*Challenge*
Each line of the material below that holds the word "Controls" needs to be copied.

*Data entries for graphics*
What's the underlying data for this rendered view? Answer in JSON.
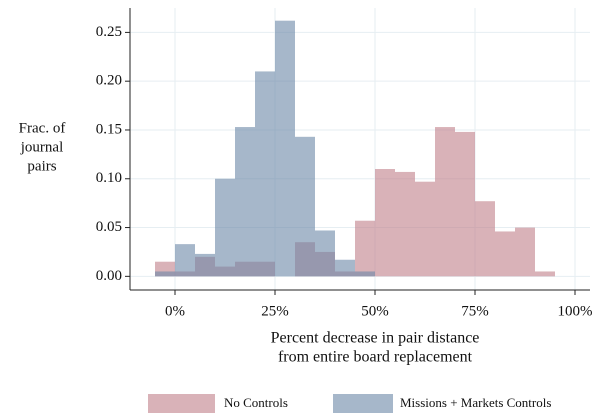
{
  "chart_data": {
    "type": "histogram",
    "ylabel": [
      "Frac. of",
      "journal",
      "pairs"
    ],
    "xlabel": [
      "Percent decrease in pair distance",
      "from entire board replacement"
    ],
    "bins": [
      -5,
      0,
      5,
      10,
      15,
      20,
      25,
      30,
      35,
      40,
      45,
      50,
      55,
      60,
      65,
      70,
      75,
      80,
      85,
      90,
      95
    ],
    "series": [
      {
        "name": "No Controls",
        "color": "#bf7f88",
        "values": [
          0.015,
          0.005,
          0.02,
          0.01,
          0.015,
          0.015,
          0.0,
          0.035,
          0.025,
          0.005,
          0.057,
          0.11,
          0.107,
          0.097,
          0.153,
          0.148,
          0.077,
          0.046,
          0.05,
          0.005
        ]
      },
      {
        "name": "Missions + Markets Controls",
        "color": "#6a87a6",
        "values": [
          0.005,
          0.033,
          0.023,
          0.1,
          0.153,
          0.21,
          0.262,
          0.143,
          0.047,
          0.017,
          0.005,
          0,
          0,
          0,
          0,
          0,
          0,
          0,
          0,
          0
        ]
      }
    ],
    "xlim": [
      -11.25,
      103.75
    ],
    "ylim": [
      -0.014,
      0.275
    ],
    "xticks": [
      {
        "value": 0,
        "label": "0%"
      },
      {
        "value": 25,
        "label": "25%"
      },
      {
        "value": 50,
        "label": "50%"
      },
      {
        "value": 75,
        "label": "75%"
      },
      {
        "value": 100,
        "label": "100%"
      }
    ],
    "yticks": [
      {
        "value": 0,
        "label": "0.00"
      },
      {
        "value": 0.05,
        "label": "0.05"
      },
      {
        "value": 0.1,
        "label": "0.10"
      },
      {
        "value": 0.15,
        "label": "0.15"
      },
      {
        "value": 0.2,
        "label": "0.20"
      },
      {
        "value": 0.25,
        "label": "0.25"
      }
    ],
    "grid": true
  }
}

*Task result*
        "name": "No Controls",
        "name": "Missions + Markets Controls",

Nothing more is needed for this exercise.